Some records:
- - -

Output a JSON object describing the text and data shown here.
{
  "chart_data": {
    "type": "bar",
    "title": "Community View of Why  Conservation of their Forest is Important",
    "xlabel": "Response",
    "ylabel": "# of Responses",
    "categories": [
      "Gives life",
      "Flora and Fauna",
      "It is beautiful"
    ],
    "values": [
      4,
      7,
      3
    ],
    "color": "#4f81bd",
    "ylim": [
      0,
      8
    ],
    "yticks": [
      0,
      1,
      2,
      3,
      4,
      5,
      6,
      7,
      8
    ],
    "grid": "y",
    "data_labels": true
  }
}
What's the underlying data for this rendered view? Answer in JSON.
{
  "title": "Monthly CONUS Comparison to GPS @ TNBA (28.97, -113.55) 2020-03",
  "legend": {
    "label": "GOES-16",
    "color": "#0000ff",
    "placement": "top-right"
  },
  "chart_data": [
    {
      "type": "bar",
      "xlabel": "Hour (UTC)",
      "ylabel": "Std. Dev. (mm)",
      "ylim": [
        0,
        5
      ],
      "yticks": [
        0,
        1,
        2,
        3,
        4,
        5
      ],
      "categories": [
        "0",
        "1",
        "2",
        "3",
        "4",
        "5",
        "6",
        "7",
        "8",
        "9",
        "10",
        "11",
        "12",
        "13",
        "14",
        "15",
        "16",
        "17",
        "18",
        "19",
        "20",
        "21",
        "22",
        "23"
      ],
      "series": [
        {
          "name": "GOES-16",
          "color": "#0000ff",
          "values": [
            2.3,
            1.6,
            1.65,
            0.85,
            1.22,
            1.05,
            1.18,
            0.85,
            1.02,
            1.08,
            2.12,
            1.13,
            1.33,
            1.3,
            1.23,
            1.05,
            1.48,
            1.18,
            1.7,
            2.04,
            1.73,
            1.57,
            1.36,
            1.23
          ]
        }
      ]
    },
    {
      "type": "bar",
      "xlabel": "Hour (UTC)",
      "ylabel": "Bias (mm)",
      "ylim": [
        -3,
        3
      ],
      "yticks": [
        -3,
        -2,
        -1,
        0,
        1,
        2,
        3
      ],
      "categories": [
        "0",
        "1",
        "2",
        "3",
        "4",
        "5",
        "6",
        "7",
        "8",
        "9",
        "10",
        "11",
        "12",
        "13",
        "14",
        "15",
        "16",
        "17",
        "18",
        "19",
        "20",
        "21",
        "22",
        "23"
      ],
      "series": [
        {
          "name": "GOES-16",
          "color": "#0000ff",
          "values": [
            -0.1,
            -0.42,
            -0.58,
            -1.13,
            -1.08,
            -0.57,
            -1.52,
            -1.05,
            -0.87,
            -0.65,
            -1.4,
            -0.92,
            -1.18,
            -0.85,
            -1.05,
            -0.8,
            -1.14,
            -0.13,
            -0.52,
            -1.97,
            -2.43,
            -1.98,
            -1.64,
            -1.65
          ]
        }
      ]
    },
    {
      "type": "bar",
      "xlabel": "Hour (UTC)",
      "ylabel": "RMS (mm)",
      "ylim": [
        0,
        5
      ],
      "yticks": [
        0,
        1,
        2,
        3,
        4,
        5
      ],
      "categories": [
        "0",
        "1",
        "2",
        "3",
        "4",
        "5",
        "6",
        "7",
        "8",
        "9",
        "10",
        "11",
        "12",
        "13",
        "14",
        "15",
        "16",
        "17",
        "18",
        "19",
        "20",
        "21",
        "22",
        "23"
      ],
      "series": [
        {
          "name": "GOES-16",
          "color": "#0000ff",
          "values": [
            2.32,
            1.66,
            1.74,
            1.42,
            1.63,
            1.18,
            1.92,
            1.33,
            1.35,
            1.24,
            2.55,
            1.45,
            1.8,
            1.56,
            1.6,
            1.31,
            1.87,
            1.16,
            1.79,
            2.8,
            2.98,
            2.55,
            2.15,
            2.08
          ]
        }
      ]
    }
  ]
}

- - -

GOAL OF THE EXERCISE:
Retype every record above exactly as written.

RESPONSE TO THIS TASK:
Output a JSON object describing the text and data shown here.
{
  "chart_data": {
    "type": "bar",
    "title": "Community View of Why  Conservation of their Forest is Important",
    "xlabel": "Response",
    "ylabel": "# of Responses",
    "categories": [
      "Gives life",
      "Flora and Fauna",
      "It is beautiful"
    ],
    "values": [
      4,
      7,
      3
    ],
    "color": "#4f81bd",
    "ylim": [
      0,
      8
    ],
    "yticks": [
      0,
      1,
      2,
      3,
      4,
      5,
      6,
      7,
      8
    ],
    "grid": "y",
    "data_labels": true
  }
}
What's the underlying data for this rendered view? Answer in JSON.
{
  "title": "Monthly CONUS Comparison to GPS @ TNBA (28.97, -113.55) 2020-03",
  "legend": {
    "label": "GOES-16",
    "color": "#0000ff",
    "placement": "top-right"
  },
  "chart_data": [
    {
      "type": "bar",
      "xlabel": "Hour (UTC)",
      "ylabel": "Std. Dev. (mm)",
      "ylim": [
        0,
        5
      ],
      "yticks": [
        0,
        1,
        2,
        3,
        4,
        5
      ],
      "categories": [
        "0",
        "1",
        "2",
        "3",
        "4",
        "5",
        "6",
        "7",
        "8",
        "9",
        "10",
        "11",
        "12",
        "13",
        "14",
        "15",
        "16",
        "17",
        "18",
        "19",
        "20",
        "21",
        "22",
        "23"
      ],
      "series": [
        {
          "name": "GOES-16",
          "color": "#0000ff",
          "values": [
            2.3,
            1.6,
            1.65,
            0.85,
            1.22,
            1.05,
            1.18,
            0.85,
            1.02,
            1.08,
            2.12,
            1.13,
            1.33,
            1.3,
            1.23,
            1.05,
            1.48,
            1.18,
            1.7,
            2.04,
            1.73,
            1.57,
            1.36,
            1.23
          ]
        }
      ]
    },
    {
      "type": "bar",
      "xlabel": "Hour (UTC)",
      "ylabel": "Bias (mm)",
      "ylim": [
        -3,
        3
      ],
      "yticks": [
        -3,
        -2,
        -1,
        0,
        1,
        2,
        3
      ],
      "categories": [
        "0",
        "1",
        "2",
        "3",
        "4",
        "5",
        "6",
        "7",
        "8",
        "9",
        "10",
        "11",
        "12",
        "13",
        "14",
        "15",
        "16",
        "17",
        "18",
        "19",
        "20",
        "21",
        "22",
        "23"
      ],
      "series": [
        {
          "name": "GOES-16",
          "color": "#0000ff",
          "values": [
            -0.1,
            -0.42,
            -0.58,
            -1.13,
            -1.08,
            -0.57,
            -1.52,
            -1.05,
            -0.87,
            -0.65,
            -1.4,
            -0.92,
            -1.18,
            -0.85,
            -1.05,
            -0.8,
            -1.14,
            -0.13,
            -0.52,
            -1.97,
            -2.43,
            -1.98,
            -1.64,
            -1.65
          ]
        }
      ]
    },
    {
      "type": "bar",
      "xlabel": "Hour (UTC)",
      "ylabel": "RMS (mm)",
      "ylim": [
        0,
        5
      ],
      "yticks": [
        0,
        1,
        2,
        3,
        4,
        5
      ],
      "categories": [
        "0",
        "1",
        "2",
        "3",
        "4",
        "5",
        "6",
        "7",
        "8",
        "9",
        "10",
        "11",
        "12",
        "13",
        "14",
        "15",
        "16",
        "17",
        "18",
        "19",
        "20",
        "21",
        "22",
        "23"
      ],
      "series": [
        {
          "name": "GOES-16",
          "color": "#0000ff",
          "values": [
            2.32,
            1.66,
            1.74,
            1.42,
            1.63,
            1.18,
            1.92,
            1.33,
            1.35,
            1.24,
            2.55,
            1.45,
            1.8,
            1.56,
            1.6,
            1.31,
            1.87,
            1.16,
            1.79,
            2.8,
            2.98,
            2.55,
            2.15,
            2.08
          ]
        }
      ]
    }
  ]
}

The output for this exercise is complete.